Instruction: Gather every line below where "Taurat" appears.

Data for this task:
# # # #

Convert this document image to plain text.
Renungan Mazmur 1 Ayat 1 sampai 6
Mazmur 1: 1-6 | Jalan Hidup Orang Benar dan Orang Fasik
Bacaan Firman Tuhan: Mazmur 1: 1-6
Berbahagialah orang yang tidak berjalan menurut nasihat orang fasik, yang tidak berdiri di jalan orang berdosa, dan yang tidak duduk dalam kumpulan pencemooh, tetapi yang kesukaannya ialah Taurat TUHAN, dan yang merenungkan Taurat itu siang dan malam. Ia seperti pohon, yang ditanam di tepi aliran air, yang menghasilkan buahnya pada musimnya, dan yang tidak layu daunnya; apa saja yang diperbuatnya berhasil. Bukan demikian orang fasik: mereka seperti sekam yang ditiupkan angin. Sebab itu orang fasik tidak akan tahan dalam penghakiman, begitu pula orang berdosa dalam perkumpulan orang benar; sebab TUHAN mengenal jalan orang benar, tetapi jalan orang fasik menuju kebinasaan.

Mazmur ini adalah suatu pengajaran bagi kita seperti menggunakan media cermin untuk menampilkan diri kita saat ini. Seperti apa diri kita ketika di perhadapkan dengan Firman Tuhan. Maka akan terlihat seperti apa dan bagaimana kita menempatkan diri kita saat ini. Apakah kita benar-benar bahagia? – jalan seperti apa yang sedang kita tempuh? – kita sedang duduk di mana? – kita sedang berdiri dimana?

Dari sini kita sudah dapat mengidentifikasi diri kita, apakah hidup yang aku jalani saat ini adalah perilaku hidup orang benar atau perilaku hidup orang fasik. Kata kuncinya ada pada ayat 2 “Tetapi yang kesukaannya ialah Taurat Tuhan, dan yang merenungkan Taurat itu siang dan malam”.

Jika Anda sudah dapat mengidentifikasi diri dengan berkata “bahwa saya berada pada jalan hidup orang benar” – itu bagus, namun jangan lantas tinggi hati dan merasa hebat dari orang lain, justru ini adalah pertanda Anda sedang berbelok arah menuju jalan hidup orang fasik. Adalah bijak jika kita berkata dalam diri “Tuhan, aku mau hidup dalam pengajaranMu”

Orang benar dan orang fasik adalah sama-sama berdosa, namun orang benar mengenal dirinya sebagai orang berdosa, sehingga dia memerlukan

# # # #

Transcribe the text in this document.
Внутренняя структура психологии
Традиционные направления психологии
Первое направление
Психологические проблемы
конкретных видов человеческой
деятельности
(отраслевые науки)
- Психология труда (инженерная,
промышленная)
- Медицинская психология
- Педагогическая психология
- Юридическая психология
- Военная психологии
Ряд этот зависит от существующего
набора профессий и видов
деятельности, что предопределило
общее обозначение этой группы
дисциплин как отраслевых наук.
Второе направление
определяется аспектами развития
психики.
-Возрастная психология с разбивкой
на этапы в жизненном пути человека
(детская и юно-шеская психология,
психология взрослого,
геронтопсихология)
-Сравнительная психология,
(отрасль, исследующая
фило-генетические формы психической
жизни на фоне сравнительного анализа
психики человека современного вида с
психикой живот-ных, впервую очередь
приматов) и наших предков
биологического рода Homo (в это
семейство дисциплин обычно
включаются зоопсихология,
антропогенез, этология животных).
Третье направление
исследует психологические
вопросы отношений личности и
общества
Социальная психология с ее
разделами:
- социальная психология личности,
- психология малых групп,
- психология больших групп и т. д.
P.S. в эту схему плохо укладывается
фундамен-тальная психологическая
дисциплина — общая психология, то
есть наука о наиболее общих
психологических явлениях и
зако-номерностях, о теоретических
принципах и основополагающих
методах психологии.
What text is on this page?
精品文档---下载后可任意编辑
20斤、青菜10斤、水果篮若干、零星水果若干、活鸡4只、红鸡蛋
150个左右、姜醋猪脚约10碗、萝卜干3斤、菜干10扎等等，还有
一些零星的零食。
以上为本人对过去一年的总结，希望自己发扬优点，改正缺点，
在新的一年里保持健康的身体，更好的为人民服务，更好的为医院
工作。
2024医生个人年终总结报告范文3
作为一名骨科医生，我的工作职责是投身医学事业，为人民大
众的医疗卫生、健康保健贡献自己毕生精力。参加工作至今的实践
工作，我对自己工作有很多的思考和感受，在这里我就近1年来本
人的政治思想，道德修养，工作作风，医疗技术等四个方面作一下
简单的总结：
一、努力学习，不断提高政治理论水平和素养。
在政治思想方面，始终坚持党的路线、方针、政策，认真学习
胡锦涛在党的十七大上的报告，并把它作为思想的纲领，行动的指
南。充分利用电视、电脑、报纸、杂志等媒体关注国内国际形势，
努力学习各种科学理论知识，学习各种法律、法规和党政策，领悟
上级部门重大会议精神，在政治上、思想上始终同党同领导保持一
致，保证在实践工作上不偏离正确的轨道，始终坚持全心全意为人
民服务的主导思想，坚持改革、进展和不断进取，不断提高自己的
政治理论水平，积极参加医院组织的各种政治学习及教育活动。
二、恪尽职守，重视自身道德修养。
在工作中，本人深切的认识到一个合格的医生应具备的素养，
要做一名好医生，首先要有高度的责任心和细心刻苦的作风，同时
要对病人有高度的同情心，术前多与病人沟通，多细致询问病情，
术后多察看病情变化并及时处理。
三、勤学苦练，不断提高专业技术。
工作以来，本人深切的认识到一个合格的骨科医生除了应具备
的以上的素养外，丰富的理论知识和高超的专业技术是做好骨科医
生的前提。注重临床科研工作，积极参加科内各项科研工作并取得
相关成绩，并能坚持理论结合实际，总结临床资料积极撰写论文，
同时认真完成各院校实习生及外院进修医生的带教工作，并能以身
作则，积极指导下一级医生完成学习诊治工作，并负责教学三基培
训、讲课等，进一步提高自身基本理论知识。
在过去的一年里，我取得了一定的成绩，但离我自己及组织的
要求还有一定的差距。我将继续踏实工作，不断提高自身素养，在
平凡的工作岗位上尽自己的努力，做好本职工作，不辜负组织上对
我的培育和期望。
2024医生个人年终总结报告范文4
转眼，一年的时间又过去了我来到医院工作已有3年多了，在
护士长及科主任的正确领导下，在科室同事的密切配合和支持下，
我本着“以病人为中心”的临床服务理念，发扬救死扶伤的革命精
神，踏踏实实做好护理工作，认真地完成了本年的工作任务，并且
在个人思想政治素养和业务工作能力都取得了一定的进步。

# # # #

Worked solution:
Berbahagialah orang yang tidak berjalan menurut nasihat orang fasik, yang tidak berdiri di jalan orang berdosa, dan yang tidak duduk dalam kumpulan pencemooh, tetapi yang kesukaannya ialah Taurat TUHAN, dan yang merenungkan Taurat itu siang dan malam. Ia seperti pohon, yang ditanam di tepi aliran air, yang menghasilkan buahnya pada musimnya, dan yang tidak layu daunnya; apa saja yang diperbuatnya berhasil. Bukan demikian orang fasik: mereka seperti sekam yang ditiupkan angin. Sebab itu orang fasik tidak akan tahan dalam penghakiman, begitu pula orang berdosa dalam perkumpulan orang benar; sebab TUHAN mengenal jalan orang benar, tetapi jalan orang fasik menuju kebinasaan.
Dari sini kita sudah dapat mengidentifikasi diri kita, apakah hidup yang aku jalani saat ini adalah perilaku hidup orang benar atau perilaku hidup orang fasik. Kata kuncinya ada pada ayat 2 “Tetapi yang kesukaannya ialah Taurat Tuhan, dan yang merenungkan Taurat itu siang dan malam”.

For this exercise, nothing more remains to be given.